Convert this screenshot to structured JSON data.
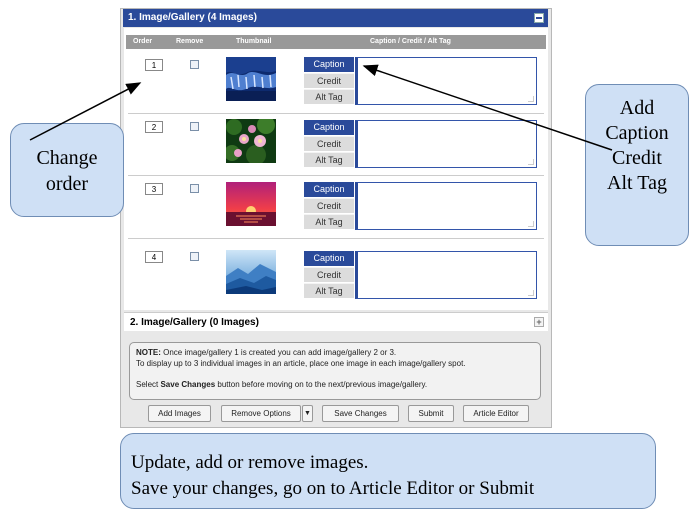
{
  "section1": {
    "title": "1. Image/Gallery (4 Images)"
  },
  "columns": {
    "order": "Order",
    "remove": "Remove",
    "thumbnail": "Thumbnail",
    "caption": "Caption / Credit / Alt Tag"
  },
  "rows": [
    {
      "order": "1",
      "thumbnail": "waterfall thumbnail",
      "buttons": [
        "Caption",
        "Credit",
        "Alt Tag"
      ]
    },
    {
      "order": "2",
      "thumbnail": "lotus flowers thumbnail",
      "buttons": [
        "Caption",
        "Credit",
        "Alt Tag"
      ]
    },
    {
      "order": "3",
      "thumbnail": "sunset thumbnail",
      "buttons": [
        "Caption",
        "Credit",
        "Alt Tag"
      ]
    },
    {
      "order": "4",
      "thumbnail": "blue mountains thumbnail",
      "buttons": [
        "Caption",
        "Credit",
        "Alt Tag"
      ]
    }
  ],
  "section2": {
    "title": "2. Image/Gallery (0 Images)"
  },
  "note": {
    "label": "NOTE:",
    "line1": " Once image/gallery 1 is created you can add image/gallery 2 or 3.",
    "line2": "To display up to 3 individual images in an article, place one image in each image/gallery spot.",
    "line3a": "Select ",
    "line3b": "Save Changes",
    "line3c": " button before moving on to the next/previous image/gallery."
  },
  "buttons": {
    "add_images": "Add Images",
    "remove_options": "Remove Options",
    "save_changes": "Save Changes",
    "submit": "Submit",
    "article_editor": "Article Editor"
  },
  "callouts": {
    "left": [
      "Change",
      "order"
    ],
    "right": [
      "Add",
      "Caption",
      "Credit",
      "Alt Tag"
    ],
    "bottom": [
      "Update, add or remove images.",
      "Save your changes, go on to Article Editor or Submit"
    ]
  },
  "colors": {
    "header": "#2a4a9a",
    "callout_fill": "#cfe0f5",
    "callout_border": "#6f8db5"
  }
}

--

Task
Isolate the lines above that contain the word "title" and copy them.

Exercise solution
    "title": "1. Image/Gallery (4 Images)"
    "title": "2. Image/Gallery (0 Images)"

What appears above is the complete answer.